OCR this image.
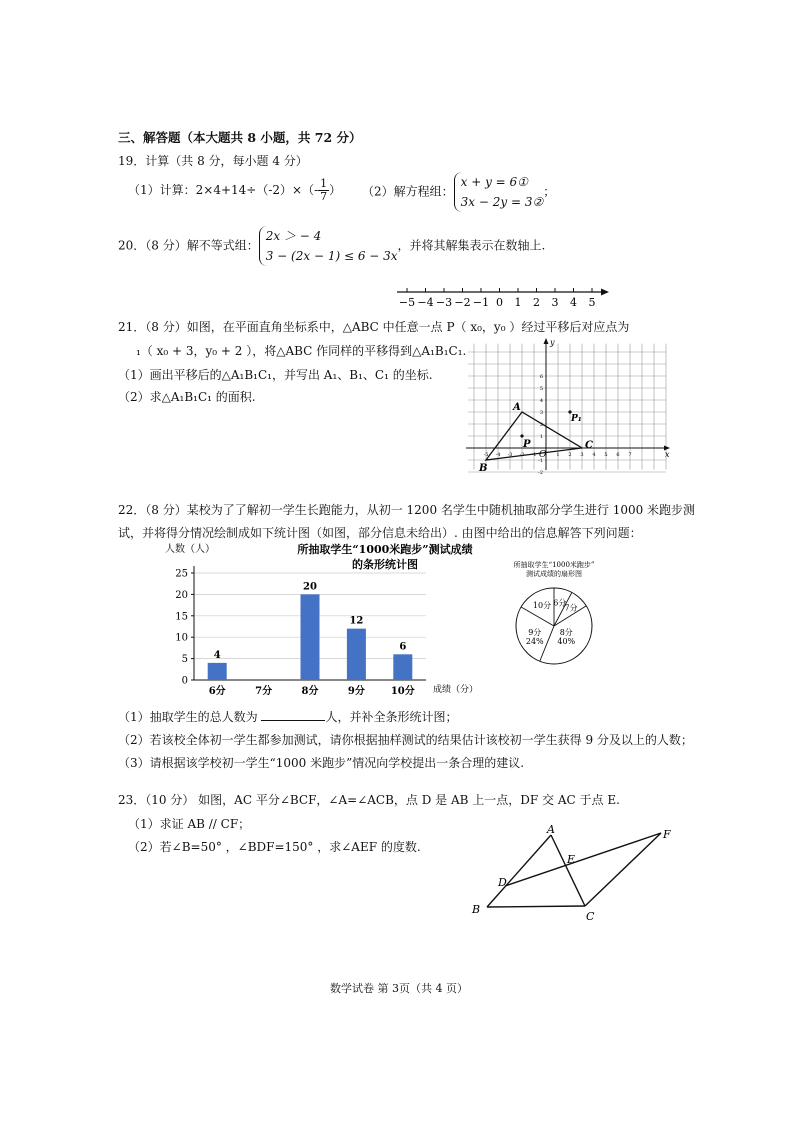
三、解答题（本大题共 8 小题，共 72 分）
19．计算（共 8 分，每小题 4 分）
（1）计算：$2\times 4+14\div(-2)\times(- \frac{1}{7}$ ） （2）解方程组：
x + y = 6①
3x − 2y = 3②
；
20．（8 分）解不等式组：
2x ＞ − 4
3 − (2x − 1) ≤ 6 − 3x
，并将其解集表示在数轴上.
−5 −4 −3 −2 −1 0 1 2 3 4 5
21．（8 分）如图，在平面直角坐标系中，△ABC 中任意一点 P（ x₀，y₀ ）经过平移后对应点为
₁（ x₀ + 3，y₀ + 2 ），将△ABC 作同样的平移得到△A₁B₁C₁.
（1）画出平移后的△A₁B₁C₁，并写出 A₁、B₁、C₁ 的坐标.
（2）求△A₁B₁C₁ 的面积.
-5 -4 -3 -2 -1	1 2 3 4 5 6 7
6
5
4
3
2
1
-1
-2
x
y
O
A
B
C
P
P₁
22．（8 分）某校为了了解初一学生长跑能力，从初一 1200 名学生中随机抽取部分学生进行 1000 米跑步测
试，并将得分情况绘制成如下统计图（如图，部分信息未给出）. 由图中给出的信息解答下列问题：
人数（人）	所抽取学生“1000米跑步”测试成绩
的条形统计图
0
5
10
15
20
25
4
6分	7分
20
8分
12
9分
6
10分 成绩（分）
所抽取学生“1000米跑步”
测试成绩的扇形图
10分 6分
7分
8分 40%
9分 24%
（1）抽取学生的总人数为	人，并补全条形统计图；
（2）若该校全体初一学生都参加测试，请你根据抽样测试的结果估计该校初一学生获得 9 分及以上的人数；
（3）请根据该学校初一学生“1000 米跑步”情况向学校提出一条合理的建议.
23．（10 分） 如图，AC 平分∠BCF，∠A=∠ACB，点 D 是 AB 上一点，DF 交 AC 于点 E.
（1）求证 AB // CF；
（2）若∠B=50° ，∠BDF=150° ，求∠AEF 的度数.
A
B
C
D
E
F
数学试卷 第 3页（共 4 页）
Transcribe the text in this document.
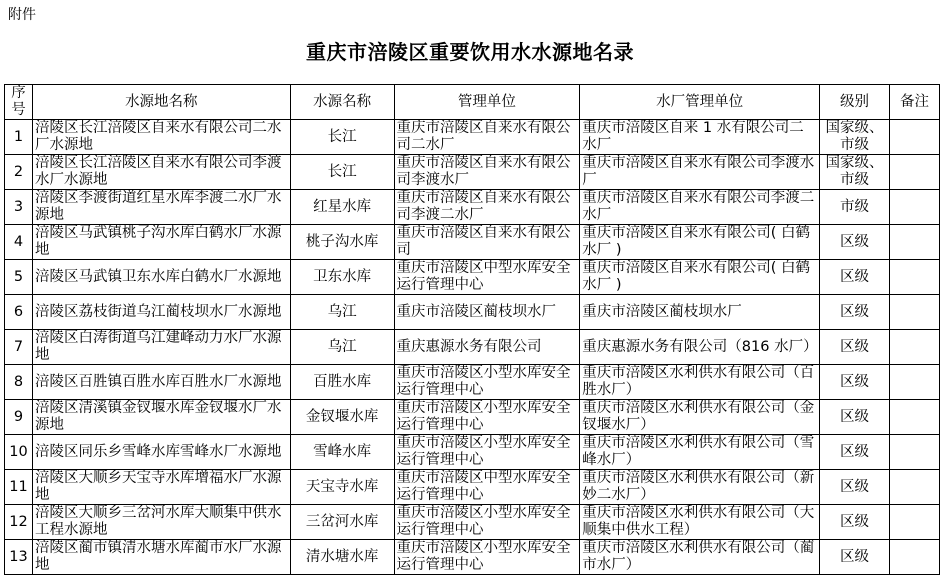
附件
重庆市涪陵区重要饮用水水源地名录
序号	水源地名称	水源名称	管理单位	水厂管理单位	级别	备注
1	涪陵区长江涪陵区自来水有限公司二水厂水源地	长江	重庆市涪陵区自来水有限公司二水厂	重庆市涪陵区自来 1 水有限公司二水厂	国家级、市级	
2	涪陵区长江涪陵区自来水有限公司李渡水厂水源地	长江	重庆市涪陵区自来水有限公司李渡水厂	重庆市涪陵区自来水有限公司李渡水厂	国家级、市级	
3	涪陵区李渡街道红星水库李渡二水厂水源地	红星水库	重庆市涪陵区自来水有限公司李渡二水厂	重庆市涪陵区自来水有限公司李渡二水厂	市级	
4	涪陵区马武镇桃子沟水库白鹤水厂水源地	桃子沟水库	重庆市涪陵区自来水有限公司	重庆市涪陵区自来水有限公司( 白鹤水厂 )	区级	
5	涪陵区马武镇卫东水库白鹤水厂水源地	卫东水库	重庆市涪陵区中型水库安全运行管理中心	重庆市涪陵区自来水有限公司( 白鹤水厂 )	区级	
6	涪陵区荔枝街道乌江蔺枝坝水厂水源地	乌江	重庆市涪陵区蔺枝坝水厂	重庆市涪陵区蔺枝坝水厂	区级	
7	涪陵区白涛街道乌江建峰动力水厂水源地	乌江	重庆惠源水务有限公司	重庆惠源水务有限公司（816 水厂）	区级	
8	涪陵区百胜镇百胜水库百胜水厂水源地	百胜水库	重庆市涪陵区小型水库安全运行管理中心	重庆市涪陵区水利供水有限公司（百胜水厂）	区级	
9	涪陵区清溪镇金钗堰水库金钗堰水厂水源地	金钗堰水库	重庆市涪陵区小型水库安全运行管理中心	重庆市涪陵区水利供水有限公司（金钗堰水厂）	区级	
10	涪陵区同乐乡雪峰水库雪峰水厂水源地	雪峰水库	重庆市涪陵区小型水库安全运行管理中心	重庆市涪陵区水利供水有限公司（雪峰水厂）	区级	
11	涪陵区大顺乡天宝寺水库增福水厂水源地	天宝寺水库	重庆市涪陵区中型水库安全运行管理中心	重庆市涪陵区水利供水有限公司（新妙二水厂）	区级	
12	涪陵区大顺乡三岔河水库大顺集中供水工程水源地	三岔河水库	重庆市涪陵区小型水库安全运行管理中心	重庆市涪陵区水利供水有限公司（大顺集中供水工程）	区级	
13	涪陵区蔺市镇清水塘水库蔺市水厂水源地	清水塘水库	重庆市涪陵区小型水库安全运行管理中心	重庆市涪陵区水利供水有限公司（蔺市水厂）	区级	
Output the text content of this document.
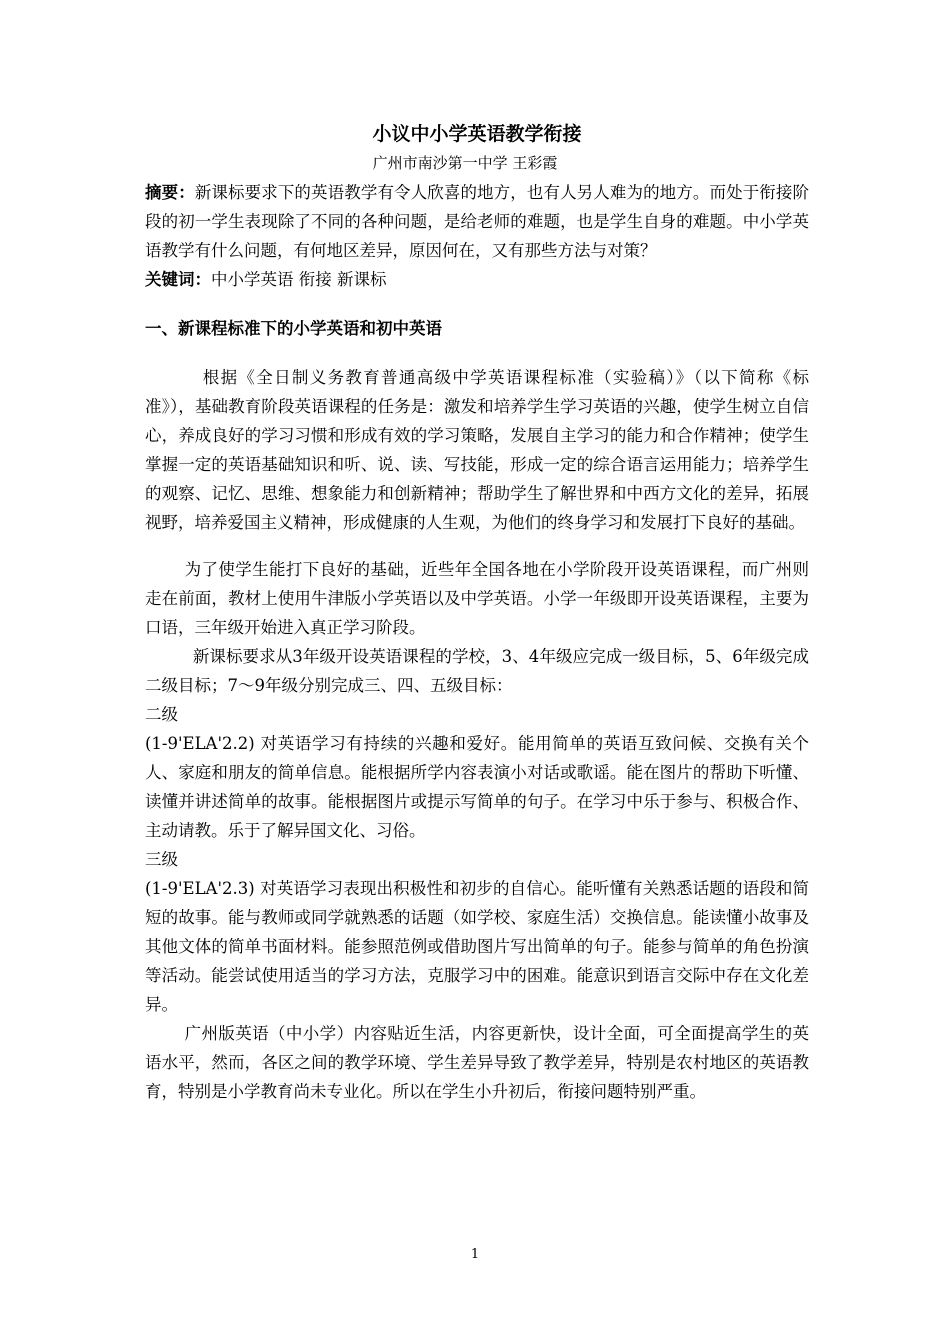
小议中小学英语教学衔接
广州市南沙第一中学 王彩霞

摘要：新课标要求下的英语教学有令人欣喜的地方，也有人另人难为的地方。而处于衔接阶段的初一学生表现除了不同的各种问题，是给老师的难题，也是学生自身的难题。中小学英语教学有什么问题，有何地区差异，原因何在，又有那些方法与对策？

关键词：中小学英语 衔接 新课标

一、新课程标准下的小学英语和初中英语

根据《全日制义务教育普通高级中学英语课程标准（实验稿）》（以下简称《标准》），基础教育阶段英语课程的任务是：激发和培养学生学习英语的兴趣，使学生树立自信心，养成良好的学习习惯和形成有效的学习策略，发展自主学习的能力和合作精神；使学生掌握一定的英语基础知识和听、说、读、写技能，形成一定的综合语言运用能力；培养学生的观察、记忆、思维、想象能力和创新精神；帮助学生了解世界和中西方文化的差异，拓展视野，培养爱国主义精神，形成健康的人生观，为他们的终身学习和发展打下良好的基础。

为了使学生能打下良好的基础，近些年全国各地在小学阶段开设英语课程，而广州则走在前面，教材上使用牛津版小学英语以及中学英语。小学一年级即开设英语课程，主要为口语，三年级开始进入真正学习阶段。

新课标要求从3年级开设英语课程的学校，3、4年级应完成一级目标，5、6年级完成二级目标；7～9年级分别完成三、四、五级目标：

二级

(1-9'ELA'2.2) 对英语学习有持续的兴趣和爱好。能用简单的英语互致问候、交换有关个人、家庭和朋友的简单信息。能根据所学内容表演小对话或歌谣。能在图片的帮助下听懂、读懂并讲述简单的故事。能根据图片或提示写简单的句子。在学习中乐于参与、积极合作、主动请教。乐于了解异国文化、习俗。

三级

(1-9'ELA'2.3) 对英语学习表现出积极性和初步的自信心。能听懂有关熟悉话题的语段和简短的故事。能与教师或同学就熟悉的话题（如学校、家庭生活）交换信息。能读懂小故事及其他文体的简单书面材料。能参照范例或借助图片写出简单的句子。能参与简单的角色扮演等活动。能尝试使用适当的学习方法，克服学习中的困难。能意识到语言交际中存在文化差异。

广州版英语（中小学）内容贴近生活，内容更新快，设计全面，可全面提高学生的英语水平，然而，各区之间的教学环境、学生差异导致了教学差异，特别是农村地区的英语教育，特别是小学教育尚未专业化。所以在学生小升初后，衔接问题特别严重。

1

_WORK INSTRUCTIONS_
Write the records above out again exactly, with no pictures in your copy.

_FINAL ANSWER_
OCR this image.
三、解答题（本大题共 8 小题，共 72 分）
19．计算（共 8 分，每小题 4 分）
（1）计算：$2\times 4+14\div(-2)\times(- \frac{1}{7}$ ） （2）解方程组：
x + y = 6①
3x − 2y = 3②
；
20．（8 分）解不等式组：
2x ＞ − 4
3 − (2x − 1) ≤ 6 − 3x
，并将其解集表示在数轴上.
−5 −4 −3 −2 −1 0 1 2 3 4 5
21．（8 分）如图，在平面直角坐标系中，△ABC 中任意一点 P（ x₀，y₀ ）经过平移后对应点为
₁（ x₀ + 3，y₀ + 2 ），将△ABC 作同样的平移得到△A₁B₁C₁.
（1）画出平移后的△A₁B₁C₁，并写出 A₁、B₁、C₁ 的坐标.
（2）求△A₁B₁C₁ 的面积.
-5 -4 -3 -2 -1	1 2 3 4 5 6 7
6
5
4
3
2
1
-1
-2
x
y
O
A
B
C
P
P₁
22．（8 分）某校为了了解初一学生长跑能力，从初一 1200 名学生中随机抽取部分学生进行 1000 米跑步测
试，并将得分情况绘制成如下统计图（如图，部分信息未给出）. 由图中给出的信息解答下列问题：
人数（人）	所抽取学生“1000米跑步”测试成绩
的条形统计图
0
5
10
15
20
25
4
6分	7分
20
8分
12
9分
6
10分 成绩（分）
所抽取学生“1000米跑步”
测试成绩的扇形图
10分 6分
7分
8分 40%
9分 24%
（1）抽取学生的总人数为	人，并补全条形统计图；
（2）若该校全体初一学生都参加测试，请你根据抽样测试的结果估计该校初一学生获得 9 分及以上的人数；
（3）请根据该学校初一学生“1000 米跑步”情况向学校提出一条合理的建议.
23．（10 分） 如图，AC 平分∠BCF，∠A=∠ACB，点 D 是 AB 上一点，DF 交 AC 于点 E.
（1）求证 AB // CF；
（2）若∠B=50° ，∠BDF=150° ，求∠AEF 的度数.
A
B
C
D
E
F
数学试卷 第 3页（共 4 页）
Transcribe the text in this document.
附件
重庆市涪陵区重要饮用水水源地名录
序号	水源地名称	水源名称	管理单位	水厂管理单位	级别	备注
1	涪陵区长江涪陵区自来水有限公司二水厂水源地	长江	重庆市涪陵区自来水有限公司二水厂	重庆市涪陵区自来 1 水有限公司二水厂	国家级、市级	
2	涪陵区长江涪陵区自来水有限公司李渡水厂水源地	长江	重庆市涪陵区自来水有限公司李渡水厂	重庆市涪陵区自来水有限公司李渡水厂	国家级、市级	
3	涪陵区李渡街道红星水库李渡二水厂水源地	红星水库	重庆市涪陵区自来水有限公司李渡二水厂	重庆市涪陵区自来水有限公司李渡二水厂	市级	
4	涪陵区马武镇桃子沟水库白鹤水厂水源地	桃子沟水库	重庆市涪陵区自来水有限公司	重庆市涪陵区自来水有限公司( 白鹤水厂 )	区级	
5	涪陵区马武镇卫东水库白鹤水厂水源地	卫东水库	重庆市涪陵区中型水库安全运行管理中心	重庆市涪陵区自来水有限公司( 白鹤水厂 )	区级	
6	涪陵区荔枝街道乌江蔺枝坝水厂水源地	乌江	重庆市涪陵区蔺枝坝水厂	重庆市涪陵区蔺枝坝水厂	区级	
7	涪陵区白涛街道乌江建峰动力水厂水源地	乌江	重庆惠源水务有限公司	重庆惠源水务有限公司（816 水厂）	区级	
8	涪陵区百胜镇百胜水库百胜水厂水源地	百胜水库	重庆市涪陵区小型水库安全运行管理中心	重庆市涪陵区水利供水有限公司（百胜水厂）	区级	
9	涪陵区清溪镇金钗堰水库金钗堰水厂水源地	金钗堰水库	重庆市涪陵区小型水库安全运行管理中心	重庆市涪陵区水利供水有限公司（金钗堰水厂）	区级	
10	涪陵区同乐乡雪峰水库雪峰水厂水源地	雪峰水库	重庆市涪陵区小型水库安全运行管理中心	重庆市涪陵区水利供水有限公司（雪峰水厂）	区级	
11	涪陵区大顺乡天宝寺水库增福水厂水源地	天宝寺水库	重庆市涪陵区中型水库安全运行管理中心	重庆市涪陵区水利供水有限公司（新妙二水厂）	区级	
12	涪陵区大顺乡三岔河水库大顺集中供水工程水源地	三岔河水库	重庆市涪陵区小型水库安全运行管理中心	重庆市涪陵区水利供水有限公司（大顺集中供水工程）	区级	
13	涪陵区蔺市镇清水塘水库蔺市水厂水源地	清水塘水库	重庆市涪陵区小型水库安全运行管理中心	重庆市涪陵区水利供水有限公司（蔺市水厂）	区级	
Output the text content of this document.
小议中小学英语教学衔接
广州市南沙第一中学 王彩霞

摘要：新课标要求下的英语教学有令人欣喜的地方，也有人另人难为的地方。而处于衔接阶段的初一学生表现除了不同的各种问题，是给老师的难题，也是学生自身的难题。中小学英语教学有什么问题，有何地区差异，原因何在，又有那些方法与对策？

关键词：中小学英语 衔接 新课标

一、新课程标准下的小学英语和初中英语

根据《全日制义务教育普通高级中学英语课程标准（实验稿）》（以下简称《标准》），基础教育阶段英语课程的任务是：激发和培养学生学习英语的兴趣，使学生树立自信心，养成良好的学习习惯和形成有效的学习策略，发展自主学习的能力和合作精神；使学生掌握一定的英语基础知识和听、说、读、写技能，形成一定的综合语言运用能力；培养学生的观察、记忆、思维、想象能力和创新精神；帮助学生了解世界和中西方文化的差异，拓展视野，培养爱国主义精神，形成健康的人生观，为他们的终身学习和发展打下良好的基础。

为了使学生能打下良好的基础，近些年全国各地在小学阶段开设英语课程，而广州则走在前面，教材上使用牛津版小学英语以及中学英语。小学一年级即开设英语课程，主要为口语，三年级开始进入真正学习阶段。

新课标要求从3年级开设英语课程的学校，3、4年级应完成一级目标，5、6年级完成二级目标；7～9年级分别完成三、四、五级目标：

二级

(1-9'ELA'2.2) 对英语学习有持续的兴趣和爱好。能用简单的英语互致问候、交换有关个人、家庭和朋友的简单信息。能根据所学内容表演小对话或歌谣。能在图片的帮助下听懂、读懂并讲述简单的故事。能根据图片或提示写简单的句子。在学习中乐于参与、积极合作、主动请教。乐于了解异国文化、习俗。

三级

(1-9'ELA'2.3) 对英语学习表现出积极性和初步的自信心。能听懂有关熟悉话题的语段和简短的故事。能与教师或同学就熟悉的话题（如学校、家庭生活）交换信息。能读懂小故事及其他文体的简单书面材料。能参照范例或借助图片写出简单的句子。能参与简单的角色扮演等活动。能尝试使用适当的学习方法，克服学习中的困难。能意识到语言交际中存在文化差异。

广州版英语（中小学）内容贴近生活，内容更新快，设计全面，可全面提高学生的英语水平，然而，各区之间的教学环境、学生差异导致了教学差异，特别是农村地区的英语教育，特别是小学教育尚未专业化。所以在学生小升初后，衔接问题特别严重。

1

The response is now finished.